COMPLETE THE FOLLOWING
- a) What does the essay on Lammas and sacrifice name as the hallmark of the season in the midwest?
- b) Resume the essay on Lammas and sacrifice after its final sentence and continue writing it.

To Make Sacred the Summer Night

Greetings, Pagani, from the clover-rich fields of the not-so-wild midwest! The hills are heavy with sweetness, and the sky blushes weekly with steel gray clouds that shatter in the night. Roasted sweet corn is the hallmark of this season here, delicious even as its industrial cousins, bred not for delight but for fattening feedlot cattle for inhumane slaughter or producing industrial “food” products, rustle bright with fireflies and despair at dusk. Lammas is nigh.

And as my thoughts turn to the mysteries of bread and feast, community and play and work, they turn also to ponderings on the nature of sacrifice. Lammas is, after all, in addition to all those wonderful other things, a feast of sacrifice. The grain is cut and threshed – John Barleycorn must die to feed the people. We pause in our playing and in the glory of the first harvest to think heavy thoughts about the fall of the Beloved*, to wonder at the sacrament of death and service, of what we might also give in our eternal exchange with the Mama, the Powers and the Spirits. On what we make sacred in our actions and our words.

Sacrifice is a scary word. You know the image that comes to mind – I’m sure I don’t need to elaborate. Given sacrifice’s bloody bad rap, born out of the same cultural machine that gave us B-movie witches and fictional occultists in all their murderous, bespangled and toad-guts-covered glory, many folks nowadays seem a lot more comfortable with the term “offering.” Of course, I grok offerings too. But though sacrifice and offering are wed in and through to each other in deeply entangled and delicious ways – there are subtle differences, and it is to this deeply evocative concept of sacrifice, not offering, that I give my thoughts, prayers and ruminations this time of year.

Dataset records
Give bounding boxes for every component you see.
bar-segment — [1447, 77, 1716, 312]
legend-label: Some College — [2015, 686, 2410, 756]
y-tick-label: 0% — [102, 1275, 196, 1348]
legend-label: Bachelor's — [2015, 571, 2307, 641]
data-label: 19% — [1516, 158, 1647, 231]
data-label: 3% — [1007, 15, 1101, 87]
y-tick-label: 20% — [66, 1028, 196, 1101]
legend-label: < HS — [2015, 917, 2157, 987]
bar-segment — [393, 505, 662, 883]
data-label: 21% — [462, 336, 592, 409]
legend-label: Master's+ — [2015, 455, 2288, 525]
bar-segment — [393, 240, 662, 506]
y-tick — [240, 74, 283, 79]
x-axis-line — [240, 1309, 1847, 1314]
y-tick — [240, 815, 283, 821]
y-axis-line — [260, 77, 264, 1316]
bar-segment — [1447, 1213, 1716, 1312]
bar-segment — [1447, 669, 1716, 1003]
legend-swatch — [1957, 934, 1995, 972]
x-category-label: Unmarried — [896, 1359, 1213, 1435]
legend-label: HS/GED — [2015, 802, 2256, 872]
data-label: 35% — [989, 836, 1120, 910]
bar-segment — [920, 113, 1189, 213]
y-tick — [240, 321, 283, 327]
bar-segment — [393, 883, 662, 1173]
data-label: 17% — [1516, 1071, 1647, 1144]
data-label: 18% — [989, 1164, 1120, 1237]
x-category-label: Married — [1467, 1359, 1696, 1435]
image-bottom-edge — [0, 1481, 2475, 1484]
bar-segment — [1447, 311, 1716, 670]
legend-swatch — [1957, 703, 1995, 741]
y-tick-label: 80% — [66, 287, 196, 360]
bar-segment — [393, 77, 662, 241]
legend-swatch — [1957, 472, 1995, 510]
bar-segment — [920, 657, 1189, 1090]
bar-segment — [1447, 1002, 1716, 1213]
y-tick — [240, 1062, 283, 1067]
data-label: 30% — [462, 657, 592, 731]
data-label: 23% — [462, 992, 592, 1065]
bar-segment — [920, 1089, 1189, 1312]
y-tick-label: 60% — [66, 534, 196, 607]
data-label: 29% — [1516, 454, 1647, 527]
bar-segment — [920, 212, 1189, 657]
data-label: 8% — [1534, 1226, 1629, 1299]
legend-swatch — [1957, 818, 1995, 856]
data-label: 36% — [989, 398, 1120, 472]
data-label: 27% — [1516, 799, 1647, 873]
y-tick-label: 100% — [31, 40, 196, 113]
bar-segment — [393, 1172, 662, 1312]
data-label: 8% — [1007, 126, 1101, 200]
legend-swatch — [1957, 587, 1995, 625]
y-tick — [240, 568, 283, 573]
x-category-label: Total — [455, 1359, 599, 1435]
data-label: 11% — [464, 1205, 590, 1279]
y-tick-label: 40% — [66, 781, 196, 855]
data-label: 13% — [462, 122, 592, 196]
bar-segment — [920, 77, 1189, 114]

ANSWERS BELOW
- a) Roasted sweet corn.

- b)
As always, my first thoughts on the notion of sacrifice cycle through the endless loop of questions that plague earth-conscious Pagani more and more these days – what will it take for us to change? Whose side am I on? What would I give? There is no question that sacrifices will have to be made in order for us to go on living and singing and dancing on this gorgeous mossy stone we call home. Those of us capable of making some of these early sacrifices (acknowledging that there are privilege barriers that will mean that various people will have the ability to make different choices than others) are especially put upon to ask ourselves how much we can give up now in order to preserve the integrity of our biosphere.

The etymological meaning of the word “sacrifice” comes from the Old French sacrifise and the Latin sacrificiumsacra, meaning sacred or sacred rites, and facere, meaning “to do, to make, to perform.”** Thus, sacrifice can be literally translated to mean “to perform sacred rites” or “to make sacred.” Throughout the history of culture and spirit and time, sacrifice has been woven into the blood and sinew of our relationship with the Mama and all the powers and spirits. When you eat, something dies. A sacred thing, that. As you breathe, something is given, and that is sacred. Our recognition of that fact is one of the pulsing hearts in the vast breastbone of ritual, and is made manifest particularly at this time of the year, as the summer becomes tinged with a defiant heat sliding into the purple dark, breathing out its waning, and all Ripe Things know the hour of their blessing death. What is it that we are making holy in return? The reciprocity of the Nature of Things asks us a burning question. To live is to require sacrifices of others. What are we willing to give up to live in right relationship with the Mama?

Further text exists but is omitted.